* _How to complete this task_:
Across the listing, how many lines contain "returned"? The reply is the number alone.

^^^^

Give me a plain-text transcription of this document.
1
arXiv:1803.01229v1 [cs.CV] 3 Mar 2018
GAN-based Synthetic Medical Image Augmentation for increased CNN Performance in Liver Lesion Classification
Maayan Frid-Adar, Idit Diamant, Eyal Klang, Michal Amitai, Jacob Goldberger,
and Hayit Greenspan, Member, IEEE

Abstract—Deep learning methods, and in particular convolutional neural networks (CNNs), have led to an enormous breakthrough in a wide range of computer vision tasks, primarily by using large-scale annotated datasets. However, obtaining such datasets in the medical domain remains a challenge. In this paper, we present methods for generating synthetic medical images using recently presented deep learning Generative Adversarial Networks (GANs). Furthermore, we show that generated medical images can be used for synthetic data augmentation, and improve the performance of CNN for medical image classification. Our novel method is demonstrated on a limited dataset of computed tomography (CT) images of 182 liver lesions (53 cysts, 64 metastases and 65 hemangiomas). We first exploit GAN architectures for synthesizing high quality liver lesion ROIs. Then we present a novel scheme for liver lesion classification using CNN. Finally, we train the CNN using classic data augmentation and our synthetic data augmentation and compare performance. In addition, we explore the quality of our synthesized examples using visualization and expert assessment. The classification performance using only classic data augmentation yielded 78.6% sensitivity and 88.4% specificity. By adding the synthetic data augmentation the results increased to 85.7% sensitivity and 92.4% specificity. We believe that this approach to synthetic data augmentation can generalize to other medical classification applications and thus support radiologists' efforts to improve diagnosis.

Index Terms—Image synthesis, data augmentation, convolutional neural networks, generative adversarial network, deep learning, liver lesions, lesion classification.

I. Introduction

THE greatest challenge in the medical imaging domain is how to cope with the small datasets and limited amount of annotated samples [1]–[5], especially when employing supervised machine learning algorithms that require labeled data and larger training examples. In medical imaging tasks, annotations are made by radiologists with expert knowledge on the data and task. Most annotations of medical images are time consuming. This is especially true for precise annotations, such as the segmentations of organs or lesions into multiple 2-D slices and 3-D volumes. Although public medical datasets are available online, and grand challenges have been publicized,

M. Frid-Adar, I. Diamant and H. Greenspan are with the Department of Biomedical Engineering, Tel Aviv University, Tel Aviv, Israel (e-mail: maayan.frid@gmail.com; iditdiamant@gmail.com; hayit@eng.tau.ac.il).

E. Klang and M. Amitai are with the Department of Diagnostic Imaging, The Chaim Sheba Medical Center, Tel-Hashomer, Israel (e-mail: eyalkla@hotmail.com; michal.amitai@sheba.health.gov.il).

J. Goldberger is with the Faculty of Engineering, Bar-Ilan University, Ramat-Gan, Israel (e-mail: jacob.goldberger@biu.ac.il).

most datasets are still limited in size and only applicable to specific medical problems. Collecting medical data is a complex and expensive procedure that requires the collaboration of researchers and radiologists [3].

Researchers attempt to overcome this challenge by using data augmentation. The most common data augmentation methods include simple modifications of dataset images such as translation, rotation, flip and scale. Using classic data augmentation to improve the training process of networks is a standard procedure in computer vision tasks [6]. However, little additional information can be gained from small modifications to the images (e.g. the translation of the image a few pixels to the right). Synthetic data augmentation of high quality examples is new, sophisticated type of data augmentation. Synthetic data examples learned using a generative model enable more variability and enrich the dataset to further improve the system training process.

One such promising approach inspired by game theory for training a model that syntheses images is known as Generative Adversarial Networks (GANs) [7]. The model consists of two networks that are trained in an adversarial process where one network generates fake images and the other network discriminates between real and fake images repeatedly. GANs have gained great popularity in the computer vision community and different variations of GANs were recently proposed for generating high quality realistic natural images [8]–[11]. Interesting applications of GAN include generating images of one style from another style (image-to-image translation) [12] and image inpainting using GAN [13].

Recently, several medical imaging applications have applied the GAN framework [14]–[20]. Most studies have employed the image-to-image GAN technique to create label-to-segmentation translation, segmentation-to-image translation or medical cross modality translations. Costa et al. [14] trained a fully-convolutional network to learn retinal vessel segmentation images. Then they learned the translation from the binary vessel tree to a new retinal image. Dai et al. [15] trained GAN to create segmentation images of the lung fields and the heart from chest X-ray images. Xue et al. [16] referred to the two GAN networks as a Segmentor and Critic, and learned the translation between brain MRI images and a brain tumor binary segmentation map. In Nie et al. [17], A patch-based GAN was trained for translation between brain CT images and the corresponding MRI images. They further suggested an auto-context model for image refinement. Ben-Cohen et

^^^^

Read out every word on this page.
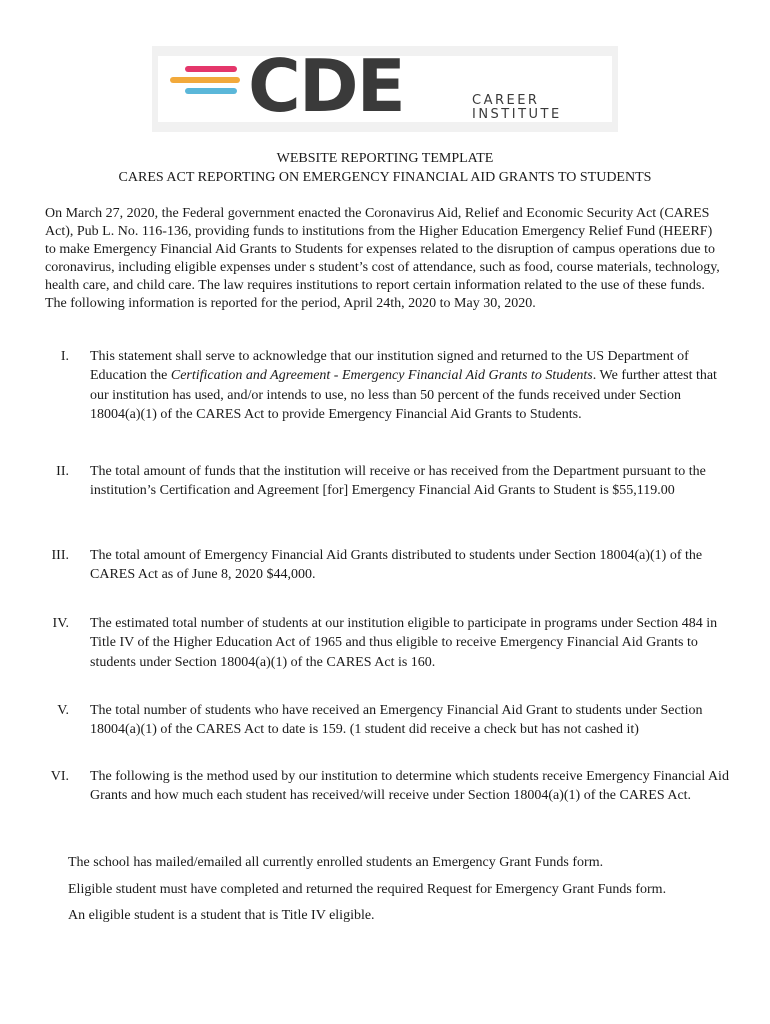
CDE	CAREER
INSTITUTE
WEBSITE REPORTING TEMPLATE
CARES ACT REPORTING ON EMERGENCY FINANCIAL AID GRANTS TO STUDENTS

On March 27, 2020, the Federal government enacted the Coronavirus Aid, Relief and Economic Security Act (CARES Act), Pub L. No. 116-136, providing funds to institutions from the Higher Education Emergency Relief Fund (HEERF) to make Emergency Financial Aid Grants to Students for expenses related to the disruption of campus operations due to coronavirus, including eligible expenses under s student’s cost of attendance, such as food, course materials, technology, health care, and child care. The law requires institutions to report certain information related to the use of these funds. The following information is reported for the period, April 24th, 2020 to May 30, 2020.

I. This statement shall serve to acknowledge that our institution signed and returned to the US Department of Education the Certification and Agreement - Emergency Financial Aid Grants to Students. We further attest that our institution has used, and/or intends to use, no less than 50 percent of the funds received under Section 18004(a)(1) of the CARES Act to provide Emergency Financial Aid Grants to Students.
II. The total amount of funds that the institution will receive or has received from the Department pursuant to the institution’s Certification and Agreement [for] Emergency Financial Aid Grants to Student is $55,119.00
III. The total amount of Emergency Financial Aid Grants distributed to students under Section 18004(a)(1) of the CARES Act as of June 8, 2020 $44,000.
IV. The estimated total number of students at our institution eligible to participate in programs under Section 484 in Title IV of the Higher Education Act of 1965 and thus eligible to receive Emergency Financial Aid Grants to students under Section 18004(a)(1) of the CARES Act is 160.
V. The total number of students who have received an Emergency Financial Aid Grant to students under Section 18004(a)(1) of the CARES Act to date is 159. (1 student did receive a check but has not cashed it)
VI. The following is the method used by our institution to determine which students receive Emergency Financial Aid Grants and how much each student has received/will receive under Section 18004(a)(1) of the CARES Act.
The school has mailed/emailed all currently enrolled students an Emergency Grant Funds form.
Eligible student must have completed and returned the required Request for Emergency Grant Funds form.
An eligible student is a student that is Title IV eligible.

^^^^

* _Answer to this task_:
2